Repeat all entries exactly.
==================================================
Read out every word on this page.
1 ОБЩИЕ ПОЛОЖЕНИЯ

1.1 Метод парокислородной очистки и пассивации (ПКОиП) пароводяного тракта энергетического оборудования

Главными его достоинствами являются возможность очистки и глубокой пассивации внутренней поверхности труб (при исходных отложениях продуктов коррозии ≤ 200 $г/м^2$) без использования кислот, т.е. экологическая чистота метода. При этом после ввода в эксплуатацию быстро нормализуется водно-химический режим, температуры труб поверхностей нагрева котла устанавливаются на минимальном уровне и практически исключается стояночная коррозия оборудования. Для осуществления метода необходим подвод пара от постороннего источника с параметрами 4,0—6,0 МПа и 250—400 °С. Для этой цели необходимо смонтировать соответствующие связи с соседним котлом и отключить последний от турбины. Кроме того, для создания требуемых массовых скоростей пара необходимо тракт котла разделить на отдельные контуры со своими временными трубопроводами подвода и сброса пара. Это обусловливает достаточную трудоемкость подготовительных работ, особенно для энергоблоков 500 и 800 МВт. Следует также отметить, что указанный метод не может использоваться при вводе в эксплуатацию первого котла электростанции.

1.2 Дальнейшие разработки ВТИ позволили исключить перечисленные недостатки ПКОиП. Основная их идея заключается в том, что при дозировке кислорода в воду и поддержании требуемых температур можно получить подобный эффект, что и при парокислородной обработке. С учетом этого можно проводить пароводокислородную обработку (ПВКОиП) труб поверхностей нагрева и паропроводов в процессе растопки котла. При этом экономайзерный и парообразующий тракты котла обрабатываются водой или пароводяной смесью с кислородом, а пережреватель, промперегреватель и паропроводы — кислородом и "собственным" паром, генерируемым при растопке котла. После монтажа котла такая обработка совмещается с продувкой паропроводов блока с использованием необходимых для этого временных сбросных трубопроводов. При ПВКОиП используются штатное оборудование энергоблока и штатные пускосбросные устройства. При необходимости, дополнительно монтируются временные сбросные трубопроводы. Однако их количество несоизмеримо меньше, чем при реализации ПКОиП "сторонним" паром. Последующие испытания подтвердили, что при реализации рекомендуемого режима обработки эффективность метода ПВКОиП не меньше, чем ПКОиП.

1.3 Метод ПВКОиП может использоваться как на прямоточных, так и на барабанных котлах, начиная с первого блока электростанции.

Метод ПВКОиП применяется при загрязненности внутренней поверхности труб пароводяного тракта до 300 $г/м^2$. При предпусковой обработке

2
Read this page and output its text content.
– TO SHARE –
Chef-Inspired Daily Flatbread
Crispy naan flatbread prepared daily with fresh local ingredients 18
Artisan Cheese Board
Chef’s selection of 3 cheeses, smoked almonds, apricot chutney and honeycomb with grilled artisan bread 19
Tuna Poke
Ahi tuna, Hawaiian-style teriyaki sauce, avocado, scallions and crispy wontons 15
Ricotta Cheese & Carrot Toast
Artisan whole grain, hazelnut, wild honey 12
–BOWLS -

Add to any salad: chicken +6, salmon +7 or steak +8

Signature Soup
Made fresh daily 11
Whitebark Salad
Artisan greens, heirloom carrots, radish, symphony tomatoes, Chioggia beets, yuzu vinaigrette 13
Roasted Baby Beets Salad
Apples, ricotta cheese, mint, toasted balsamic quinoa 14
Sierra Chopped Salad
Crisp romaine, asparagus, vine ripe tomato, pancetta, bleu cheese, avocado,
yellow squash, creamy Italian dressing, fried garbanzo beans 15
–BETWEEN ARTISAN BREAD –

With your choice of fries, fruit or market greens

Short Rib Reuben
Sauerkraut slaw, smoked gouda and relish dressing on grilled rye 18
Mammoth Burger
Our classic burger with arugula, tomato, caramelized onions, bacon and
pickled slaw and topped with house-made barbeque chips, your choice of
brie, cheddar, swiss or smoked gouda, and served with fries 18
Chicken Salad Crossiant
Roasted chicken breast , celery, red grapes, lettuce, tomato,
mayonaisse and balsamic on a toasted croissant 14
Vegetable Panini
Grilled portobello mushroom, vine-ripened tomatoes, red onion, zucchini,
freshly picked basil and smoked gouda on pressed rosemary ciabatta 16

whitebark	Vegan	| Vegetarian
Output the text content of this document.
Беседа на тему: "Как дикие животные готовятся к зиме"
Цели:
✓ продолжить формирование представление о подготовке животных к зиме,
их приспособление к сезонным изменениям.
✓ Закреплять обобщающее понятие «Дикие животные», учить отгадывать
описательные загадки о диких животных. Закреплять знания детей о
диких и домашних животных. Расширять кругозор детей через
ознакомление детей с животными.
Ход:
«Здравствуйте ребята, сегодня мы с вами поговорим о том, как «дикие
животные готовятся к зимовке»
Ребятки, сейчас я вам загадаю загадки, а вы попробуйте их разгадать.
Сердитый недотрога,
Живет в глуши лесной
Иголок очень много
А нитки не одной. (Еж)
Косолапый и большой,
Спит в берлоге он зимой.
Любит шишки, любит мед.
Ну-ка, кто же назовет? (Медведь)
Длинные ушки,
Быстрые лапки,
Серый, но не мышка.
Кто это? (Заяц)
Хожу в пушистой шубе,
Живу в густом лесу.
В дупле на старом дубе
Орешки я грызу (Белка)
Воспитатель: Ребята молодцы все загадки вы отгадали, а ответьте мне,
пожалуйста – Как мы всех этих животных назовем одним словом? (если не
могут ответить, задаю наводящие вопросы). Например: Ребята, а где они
==================================================
COMPLETE ANSWER ::
Read out every word on this page.
1 ОБЩИЕ ПОЛОЖЕНИЯ

1.1 Метод парокислородной очистки и пассивации (ПКОиП) пароводяного тракта энергетического оборудования

Главными его достоинствами являются возможность очистки и глубокой пассивации внутренней поверхности труб (при исходных отложениях продуктов коррозии ≤ 200 $г/м^2$) без использования кислот, т.е. экологическая чистота метода. При этом после ввода в эксплуатацию быстро нормализуется водно-химический режим, температуры труб поверхностей нагрева котла устанавливаются на минимальном уровне и практически исключается стояночная коррозия оборудования. Для осуществления метода необходим подвод пара от постороннего источника с параметрами 4,0—6,0 МПа и 250—400 °С. Для этой цели необходимо смонтировать соответствующие связи с соседним котлом и отключить последний от турбины. Кроме того, для создания требуемых массовых скоростей пара необходимо тракт котла разделить на отдельные контуры со своими временными трубопроводами подвода и сброса пара. Это обусловливает достаточную трудоемкость подготовительных работ, особенно для энергоблоков 500 и 800 МВт. Следует также отметить, что указанный метод не может использоваться при вводе в эксплуатацию первого котла электростанции.

1.2 Дальнейшие разработки ВТИ позволили исключить перечисленные недостатки ПКОиП. Основная их идея заключается в том, что при дозировке кислорода в воду и поддержании требуемых температур можно получить подобный эффект, что и при парокислородной обработке. С учетом этого можно проводить пароводокислородную обработку (ПВКОиП) труб поверхностей нагрева и паропроводов в процессе растопки котла. При этом экономайзерный и парообразующий тракты котла обрабатываются водой или пароводяной смесью с кислородом, а пережреватель, промперегреватель и паропроводы — кислородом и "собственным" паром, генерируемым при растопке котла. После монтажа котла такая обработка совмещается с продувкой паропроводов блока с использованием необходимых для этого временных сбросных трубопроводов. При ПВКОиП используются штатное оборудование энергоблока и штатные пускосбросные устройства. При необходимости, дополнительно монтируются временные сбросные трубопроводы. Однако их количество несоизмеримо меньше, чем при реализации ПКОиП "сторонним" паром. Последующие испытания подтвердили, что при реализации рекомендуемого режима обработки эффективность метода ПВКОиП не меньше, чем ПКОиП.

1.3 Метод ПВКОиП может использоваться как на прямоточных, так и на барабанных котлах, начиная с первого блока электростанции.

Метод ПВКОиП применяется при загрязненности внутренней поверхности труб пароводяного тракта до 300 $г/м^2$. При предпусковой обработке

2
Read this page and output its text content.
– TO SHARE –
Chef-Inspired Daily Flatbread
Crispy naan flatbread prepared daily with fresh local ingredients 18
Artisan Cheese Board
Chef’s selection of 3 cheeses, smoked almonds, apricot chutney and honeycomb with grilled artisan bread 19
Tuna Poke
Ahi tuna, Hawaiian-style teriyaki sauce, avocado, scallions and crispy wontons 15
Ricotta Cheese & Carrot Toast
Artisan whole grain, hazelnut, wild honey 12
–BOWLS -

Add to any salad: chicken +6, salmon +7 or steak +8

Signature Soup
Made fresh daily 11
Whitebark Salad
Artisan greens, heirloom carrots, radish, symphony tomatoes, Chioggia beets, yuzu vinaigrette 13
Roasted Baby Beets Salad
Apples, ricotta cheese, mint, toasted balsamic quinoa 14
Sierra Chopped Salad
Crisp romaine, asparagus, vine ripe tomato, pancetta, bleu cheese, avocado,
yellow squash, creamy Italian dressing, fried garbanzo beans 15
–BETWEEN ARTISAN BREAD –

With your choice of fries, fruit or market greens

Short Rib Reuben
Sauerkraut slaw, smoked gouda and relish dressing on grilled rye 18
Mammoth Burger
Our classic burger with arugula, tomato, caramelized onions, bacon and
pickled slaw and topped with house-made barbeque chips, your choice of
brie, cheddar, swiss or smoked gouda, and served with fries 18
Chicken Salad Crossiant
Roasted chicken breast , celery, red grapes, lettuce, tomato,
mayonaisse and balsamic on a toasted croissant 14
Vegetable Panini
Grilled portobello mushroom, vine-ripened tomatoes, red onion, zucchini,
freshly picked basil and smoked gouda on pressed rosemary ciabatta 16

whitebark	Vegan	| Vegetarian
Output the text content of this document.
Беседа на тему: "Как дикие животные готовятся к зиме"
Цели:
✓ продолжить формирование представление о подготовке животных к зиме,
их приспособление к сезонным изменениям.
✓ Закреплять обобщающее понятие «Дикие животные», учить отгадывать
описательные загадки о диких животных. Закреплять знания детей о
диких и домашних животных. Расширять кругозор детей через
ознакомление детей с животными.
Ход:
«Здравствуйте ребята, сегодня мы с вами поговорим о том, как «дикие
животные готовятся к зимовке»
Ребятки, сейчас я вам загадаю загадки, а вы попробуйте их разгадать.
Сердитый недотрога,
Живет в глуши лесной
Иголок очень много
А нитки не одной. (Еж)
Косолапый и большой,
Спит в берлоге он зимой.
Любит шишки, любит мед.
Ну-ка, кто же назовет? (Медведь)
Длинные ушки,
Быстрые лапки,
Серый, но не мышка.
Кто это? (Заяц)
Хожу в пушистой шубе,
Живу в густом лесу.
В дупле на старом дубе
Орешки я грызу (Белка)
Воспитатель: Ребята молодцы все загадки вы отгадали, а ответьте мне,
пожалуйста – Как мы всех этих животных назовем одним словом? (если не
могут ответить, задаю наводящие вопросы). Например: Ребята, а где они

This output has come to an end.